Repeat the listing in full, preserving every character.

--- Working data ---

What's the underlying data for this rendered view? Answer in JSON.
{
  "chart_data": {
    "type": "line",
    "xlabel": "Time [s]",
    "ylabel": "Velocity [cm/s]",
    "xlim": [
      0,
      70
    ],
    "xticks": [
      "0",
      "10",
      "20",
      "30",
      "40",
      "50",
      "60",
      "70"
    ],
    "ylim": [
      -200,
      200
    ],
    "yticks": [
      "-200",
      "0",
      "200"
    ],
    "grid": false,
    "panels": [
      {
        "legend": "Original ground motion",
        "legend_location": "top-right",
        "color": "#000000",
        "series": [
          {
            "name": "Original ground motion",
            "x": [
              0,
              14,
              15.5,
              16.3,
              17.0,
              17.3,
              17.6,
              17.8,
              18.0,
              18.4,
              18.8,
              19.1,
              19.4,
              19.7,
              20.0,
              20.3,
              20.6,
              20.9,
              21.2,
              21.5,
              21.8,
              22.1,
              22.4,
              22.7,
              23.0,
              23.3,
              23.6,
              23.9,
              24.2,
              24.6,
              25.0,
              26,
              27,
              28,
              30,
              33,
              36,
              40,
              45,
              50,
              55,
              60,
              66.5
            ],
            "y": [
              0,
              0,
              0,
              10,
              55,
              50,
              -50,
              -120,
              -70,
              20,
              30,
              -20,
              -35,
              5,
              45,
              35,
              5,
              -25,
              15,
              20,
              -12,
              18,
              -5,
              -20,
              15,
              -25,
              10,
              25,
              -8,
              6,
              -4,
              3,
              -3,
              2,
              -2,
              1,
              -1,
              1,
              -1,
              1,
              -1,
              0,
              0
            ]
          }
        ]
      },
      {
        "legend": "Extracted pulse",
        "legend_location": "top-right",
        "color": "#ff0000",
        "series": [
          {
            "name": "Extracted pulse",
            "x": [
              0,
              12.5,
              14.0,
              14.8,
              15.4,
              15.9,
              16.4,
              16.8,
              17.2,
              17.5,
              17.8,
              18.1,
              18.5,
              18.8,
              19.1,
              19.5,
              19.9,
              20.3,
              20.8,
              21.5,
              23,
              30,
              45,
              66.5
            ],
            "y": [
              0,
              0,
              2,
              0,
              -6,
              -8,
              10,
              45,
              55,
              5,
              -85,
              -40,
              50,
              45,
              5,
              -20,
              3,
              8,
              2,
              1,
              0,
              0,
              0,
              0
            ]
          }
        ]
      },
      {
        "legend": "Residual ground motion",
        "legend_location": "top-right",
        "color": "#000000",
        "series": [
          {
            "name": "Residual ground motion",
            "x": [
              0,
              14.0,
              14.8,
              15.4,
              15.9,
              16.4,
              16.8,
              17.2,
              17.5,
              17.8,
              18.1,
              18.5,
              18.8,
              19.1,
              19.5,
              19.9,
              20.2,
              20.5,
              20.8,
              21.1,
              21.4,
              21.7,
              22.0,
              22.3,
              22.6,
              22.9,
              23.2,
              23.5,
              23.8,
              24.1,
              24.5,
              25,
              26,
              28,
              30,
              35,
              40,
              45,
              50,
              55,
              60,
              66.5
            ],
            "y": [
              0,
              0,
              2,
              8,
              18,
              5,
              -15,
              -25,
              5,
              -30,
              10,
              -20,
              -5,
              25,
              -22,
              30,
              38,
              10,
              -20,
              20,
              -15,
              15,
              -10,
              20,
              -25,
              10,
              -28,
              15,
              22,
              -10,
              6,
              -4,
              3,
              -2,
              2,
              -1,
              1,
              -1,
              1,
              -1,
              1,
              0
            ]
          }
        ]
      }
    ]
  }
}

---

- [Task answer]:
What's the underlying data for this rendered view? Answer in JSON.
{
  "chart_data": {
    "type": "line",
    "xlabel": "Time [s]",
    "ylabel": "Velocity [cm/s]",
    "xlim": [
      0,
      70
    ],
    "xticks": [
      "0",
      "10",
      "20",
      "30",
      "40",
      "50",
      "60",
      "70"
    ],
    "ylim": [
      -200,
      200
    ],
    "yticks": [
      "-200",
      "0",
      "200"
    ],
    "grid": false,
    "panels": [
      {
        "legend": "Original ground motion",
        "legend_location": "top-right",
        "color": "#000000",
        "series": [
          {
            "name": "Original ground motion",
            "x": [
              0,
              14,
              15.5,
              16.3,
              17.0,
              17.3,
              17.6,
              17.8,
              18.0,
              18.4,
              18.8,
              19.1,
              19.4,
              19.7,
              20.0,
              20.3,
              20.6,
              20.9,
              21.2,
              21.5,
              21.8,
              22.1,
              22.4,
              22.7,
              23.0,
              23.3,
              23.6,
              23.9,
              24.2,
              24.6,
              25.0,
              26,
              27,
              28,
              30,
              33,
              36,
              40,
              45,
              50,
              55,
              60,
              66.5
            ],
            "y": [
              0,
              0,
              0,
              10,
              55,
              50,
              -50,
              -120,
              -70,
              20,
              30,
              -20,
              -35,
              5,
              45,
              35,
              5,
              -25,
              15,
              20,
              -12,
              18,
              -5,
              -20,
              15,
              -25,
              10,
              25,
              -8,
              6,
              -4,
              3,
              -3,
              2,
              -2,
              1,
              -1,
              1,
              -1,
              1,
              -1,
              0,
              0
            ]
          }
        ]
      },
      {
        "legend": "Extracted pulse",
        "legend_location": "top-right",
        "color": "#ff0000",
        "series": [
          {
            "name": "Extracted pulse",
            "x": [
              0,
              12.5,
              14.0,
              14.8,
              15.4,
              15.9,
              16.4,
              16.8,
              17.2,
              17.5,
              17.8,
              18.1,
              18.5,
              18.8,
              19.1,
              19.5,
              19.9,
              20.3,
              20.8,
              21.5,
              23,
              30,
              45,
              66.5
            ],
            "y": [
              0,
              0,
              2,
              0,
              -6,
              -8,
              10,
              45,
              55,
              5,
              -85,
              -40,
              50,
              45,
              5,
              -20,
              3,
              8,
              2,
              1,
              0,
              0,
              0,
              0
            ]
          }
        ]
      },
      {
        "legend": "Residual ground motion",
        "legend_location": "top-right",
        "color": "#000000",
        "series": [
          {
            "name": "Residual ground motion",
            "x": [
              0,
              14.0,
              14.8,
              15.4,
              15.9,
              16.4,
              16.8,
              17.2,
              17.5,
              17.8,
              18.1,
              18.5,
              18.8,
              19.1,
              19.5,
              19.9,
              20.2,
              20.5,
              20.8,
              21.1,
              21.4,
              21.7,
              22.0,
              22.3,
              22.6,
              22.9,
              23.2,
              23.5,
              23.8,
              24.1,
              24.5,
              25,
              26,
              28,
              30,
              35,
              40,
              45,
              50,
              55,
              60,
              66.5
            ],
            "y": [
              0,
              0,
              2,
              8,
              18,
              5,
              -15,
              -25,
              5,
              -30,
              10,
              -20,
              -5,
              25,
              -22,
              30,
              38,
              10,
              -20,
              20,
              -15,
              15,
              -10,
              20,
              -25,
              10,
              -28,
              15,
              22,
              -10,
              6,
              -4,
              3,
              -2,
              2,
              -1,
              1,
              -1,
              1,
              -1,
              1,
              0
            ]
          }
        ]
      }
    ]
  }
}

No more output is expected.